----- Source records

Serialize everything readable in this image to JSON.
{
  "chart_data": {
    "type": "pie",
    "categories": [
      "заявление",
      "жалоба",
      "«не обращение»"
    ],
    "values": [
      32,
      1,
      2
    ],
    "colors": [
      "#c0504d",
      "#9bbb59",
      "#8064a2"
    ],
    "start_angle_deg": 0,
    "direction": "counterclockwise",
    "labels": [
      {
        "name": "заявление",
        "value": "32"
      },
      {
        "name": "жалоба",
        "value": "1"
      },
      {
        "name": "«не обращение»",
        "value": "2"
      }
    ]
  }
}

----------

§ What to produce
Repeat the data precisely, line by line.

§ Worked answer
Serialize everything readable in this image to JSON.
{
  "chart_data": {
    "type": "pie",
    "categories": [
      "заявление",
      "жалоба",
      "«не обращение»"
    ],
    "values": [
      32,
      1,
      2
    ],
    "colors": [
      "#c0504d",
      "#9bbb59",
      "#8064a2"
    ],
    "start_angle_deg": 0,
    "direction": "counterclockwise",
    "labels": [
      {
        "name": "заявление",
        "value": "32"
      },
      {
        "name": "жалоба",
        "value": "1"
      },
      {
        "name": "«не обращение»",
        "value": "2"
      }
    ]
  }
}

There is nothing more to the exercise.